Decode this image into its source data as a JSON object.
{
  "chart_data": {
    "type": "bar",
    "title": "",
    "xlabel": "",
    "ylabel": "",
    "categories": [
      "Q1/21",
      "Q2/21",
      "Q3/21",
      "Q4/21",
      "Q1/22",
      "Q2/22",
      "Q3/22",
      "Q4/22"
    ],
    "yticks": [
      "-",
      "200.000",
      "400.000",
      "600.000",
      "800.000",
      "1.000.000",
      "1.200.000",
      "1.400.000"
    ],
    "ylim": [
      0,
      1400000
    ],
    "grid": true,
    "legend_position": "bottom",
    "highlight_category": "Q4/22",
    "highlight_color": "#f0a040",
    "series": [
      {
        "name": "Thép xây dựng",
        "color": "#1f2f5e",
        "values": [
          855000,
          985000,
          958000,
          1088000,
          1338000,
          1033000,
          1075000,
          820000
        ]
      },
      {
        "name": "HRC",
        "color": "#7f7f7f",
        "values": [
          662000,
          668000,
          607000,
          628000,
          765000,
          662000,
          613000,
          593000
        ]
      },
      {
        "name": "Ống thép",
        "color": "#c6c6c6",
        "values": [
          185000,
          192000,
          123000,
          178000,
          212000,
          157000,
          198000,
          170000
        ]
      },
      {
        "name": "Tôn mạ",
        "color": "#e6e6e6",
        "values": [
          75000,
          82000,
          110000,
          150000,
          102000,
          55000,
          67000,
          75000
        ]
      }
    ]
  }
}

══════════

## EXERCISE PROMPT
From the data above, gather every line that includes the word "name".

## COMPLETE ANSWER
        "name": "Thép xây dựng",
        "name": "HRC",
        "name": "Ống thép",
        "name": "Tôn mạ",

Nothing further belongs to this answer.